Show every line in the records that contains the string "axis".

[START OF RECORDS FOR PROCESSING]

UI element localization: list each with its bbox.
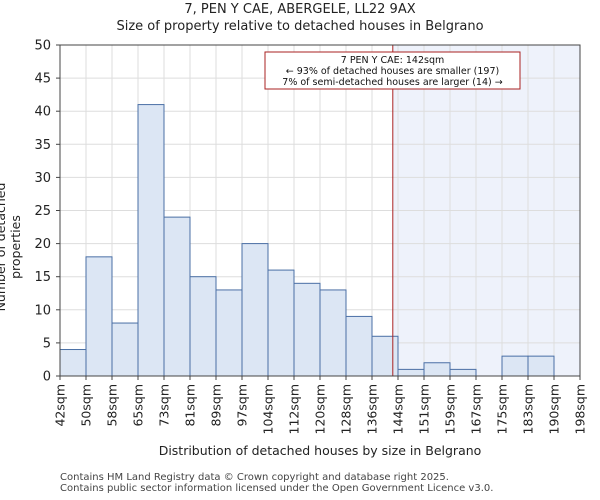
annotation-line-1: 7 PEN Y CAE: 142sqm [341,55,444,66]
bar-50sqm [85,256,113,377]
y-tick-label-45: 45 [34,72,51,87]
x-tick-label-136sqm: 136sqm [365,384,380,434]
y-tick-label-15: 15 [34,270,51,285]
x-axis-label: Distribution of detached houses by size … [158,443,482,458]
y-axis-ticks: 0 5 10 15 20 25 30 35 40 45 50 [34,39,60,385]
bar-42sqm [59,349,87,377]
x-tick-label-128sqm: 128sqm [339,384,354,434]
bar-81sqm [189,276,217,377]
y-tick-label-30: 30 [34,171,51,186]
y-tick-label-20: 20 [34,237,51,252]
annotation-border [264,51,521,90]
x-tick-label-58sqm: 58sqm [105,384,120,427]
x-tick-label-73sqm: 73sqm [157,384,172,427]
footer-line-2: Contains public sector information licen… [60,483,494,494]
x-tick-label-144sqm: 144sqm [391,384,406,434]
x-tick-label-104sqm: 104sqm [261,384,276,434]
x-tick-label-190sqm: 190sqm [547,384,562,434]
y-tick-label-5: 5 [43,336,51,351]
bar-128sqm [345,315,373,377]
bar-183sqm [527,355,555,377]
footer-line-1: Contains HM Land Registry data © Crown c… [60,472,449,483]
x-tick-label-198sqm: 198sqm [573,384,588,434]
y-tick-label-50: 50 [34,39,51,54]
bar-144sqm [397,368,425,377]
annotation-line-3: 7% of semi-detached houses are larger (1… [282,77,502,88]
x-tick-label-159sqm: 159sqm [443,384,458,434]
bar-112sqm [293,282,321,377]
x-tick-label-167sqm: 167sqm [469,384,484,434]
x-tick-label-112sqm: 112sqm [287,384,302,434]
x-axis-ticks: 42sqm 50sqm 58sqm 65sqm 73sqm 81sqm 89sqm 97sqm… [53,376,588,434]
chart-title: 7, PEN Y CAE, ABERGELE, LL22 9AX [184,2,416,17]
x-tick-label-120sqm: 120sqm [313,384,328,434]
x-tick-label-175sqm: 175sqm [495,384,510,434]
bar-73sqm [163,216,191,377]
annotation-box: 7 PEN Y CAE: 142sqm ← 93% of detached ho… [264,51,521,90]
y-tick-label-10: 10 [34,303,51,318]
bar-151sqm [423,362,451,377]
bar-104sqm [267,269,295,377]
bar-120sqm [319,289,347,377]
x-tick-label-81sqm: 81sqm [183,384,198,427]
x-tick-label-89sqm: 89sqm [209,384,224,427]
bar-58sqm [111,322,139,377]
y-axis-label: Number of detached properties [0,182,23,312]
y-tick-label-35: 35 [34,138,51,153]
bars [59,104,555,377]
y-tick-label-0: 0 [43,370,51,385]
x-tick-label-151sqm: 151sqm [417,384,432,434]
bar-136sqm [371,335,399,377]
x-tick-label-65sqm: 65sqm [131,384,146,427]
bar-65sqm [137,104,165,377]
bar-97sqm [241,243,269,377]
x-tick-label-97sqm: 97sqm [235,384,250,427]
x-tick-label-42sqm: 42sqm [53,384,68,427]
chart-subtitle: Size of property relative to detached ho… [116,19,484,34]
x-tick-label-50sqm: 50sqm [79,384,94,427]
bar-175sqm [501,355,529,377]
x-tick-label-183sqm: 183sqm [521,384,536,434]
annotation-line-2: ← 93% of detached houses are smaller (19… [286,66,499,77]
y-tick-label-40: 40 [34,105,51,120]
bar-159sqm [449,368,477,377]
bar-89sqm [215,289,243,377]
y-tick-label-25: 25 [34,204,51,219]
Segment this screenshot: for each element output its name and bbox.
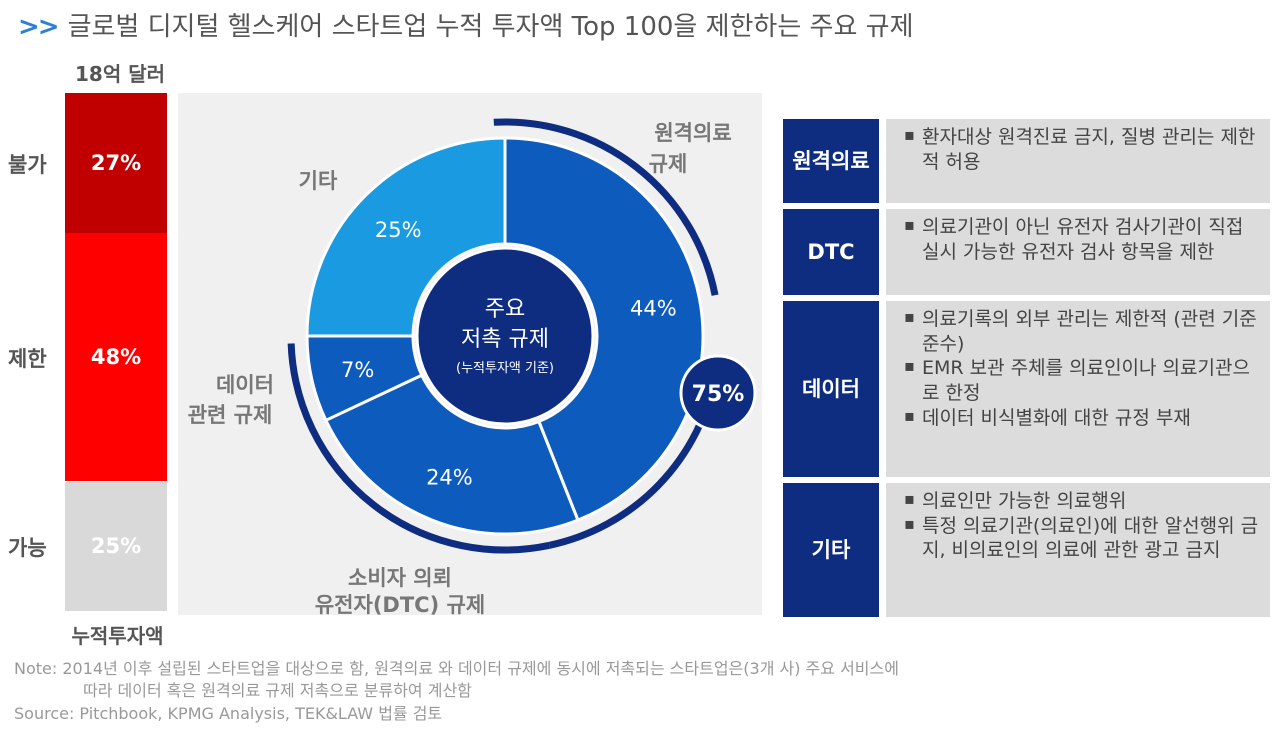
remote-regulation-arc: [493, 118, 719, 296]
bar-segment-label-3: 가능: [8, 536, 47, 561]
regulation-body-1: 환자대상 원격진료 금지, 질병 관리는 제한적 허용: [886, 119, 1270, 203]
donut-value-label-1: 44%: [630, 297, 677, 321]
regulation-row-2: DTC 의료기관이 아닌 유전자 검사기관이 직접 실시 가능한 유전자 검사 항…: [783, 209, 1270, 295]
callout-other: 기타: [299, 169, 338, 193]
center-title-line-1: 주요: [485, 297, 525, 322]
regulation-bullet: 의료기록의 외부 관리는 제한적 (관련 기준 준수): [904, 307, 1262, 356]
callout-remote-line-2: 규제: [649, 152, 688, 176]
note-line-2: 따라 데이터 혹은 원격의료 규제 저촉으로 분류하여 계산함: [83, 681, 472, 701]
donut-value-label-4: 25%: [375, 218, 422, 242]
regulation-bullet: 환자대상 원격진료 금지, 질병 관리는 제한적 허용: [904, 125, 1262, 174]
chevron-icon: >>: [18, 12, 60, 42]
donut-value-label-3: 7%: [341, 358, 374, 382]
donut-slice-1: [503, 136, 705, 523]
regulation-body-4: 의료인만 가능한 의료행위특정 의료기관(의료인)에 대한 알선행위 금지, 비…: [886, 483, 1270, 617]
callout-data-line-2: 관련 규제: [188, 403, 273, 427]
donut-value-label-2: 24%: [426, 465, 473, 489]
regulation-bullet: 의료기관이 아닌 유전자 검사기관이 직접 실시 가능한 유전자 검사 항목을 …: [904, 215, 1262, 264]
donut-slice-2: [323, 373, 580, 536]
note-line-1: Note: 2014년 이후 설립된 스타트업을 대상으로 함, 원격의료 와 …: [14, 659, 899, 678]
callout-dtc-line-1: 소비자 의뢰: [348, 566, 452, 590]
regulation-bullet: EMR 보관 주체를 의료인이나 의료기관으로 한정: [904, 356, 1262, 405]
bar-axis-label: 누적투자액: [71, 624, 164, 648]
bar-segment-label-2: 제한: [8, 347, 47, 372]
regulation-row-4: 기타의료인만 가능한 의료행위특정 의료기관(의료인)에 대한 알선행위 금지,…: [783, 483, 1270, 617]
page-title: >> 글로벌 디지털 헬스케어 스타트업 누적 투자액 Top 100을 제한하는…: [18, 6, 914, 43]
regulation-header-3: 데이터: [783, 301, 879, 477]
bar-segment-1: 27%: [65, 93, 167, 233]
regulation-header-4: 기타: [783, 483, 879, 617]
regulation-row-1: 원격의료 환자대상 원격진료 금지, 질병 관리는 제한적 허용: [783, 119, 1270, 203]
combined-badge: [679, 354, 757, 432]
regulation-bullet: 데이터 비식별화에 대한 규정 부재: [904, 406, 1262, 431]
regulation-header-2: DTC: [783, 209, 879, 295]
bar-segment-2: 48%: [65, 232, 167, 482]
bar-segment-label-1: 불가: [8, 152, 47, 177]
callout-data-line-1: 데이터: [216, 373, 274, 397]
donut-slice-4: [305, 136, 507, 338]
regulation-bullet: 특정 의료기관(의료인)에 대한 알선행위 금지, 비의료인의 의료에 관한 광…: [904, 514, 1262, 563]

[END OF RECORDS FOR PROCESSING]

- **ANSWER TO THIS EXERCISE**:
x-axis-label: Distribution of detached houses by size … [158,443,482,458]
y-axis-ticks: 0 5 10 15 20 25 30 35 40 45 50 [34,39,60,385]
x-axis-ticks: 42sqm 50sqm 58sqm 65sqm 73sqm 81sqm 89sqm 97sqm… [53,376,588,434]
y-axis-label: Number of detached properties [0,182,23,312]
bar-axis-label: 누적투자액: [71, 624, 164, 648]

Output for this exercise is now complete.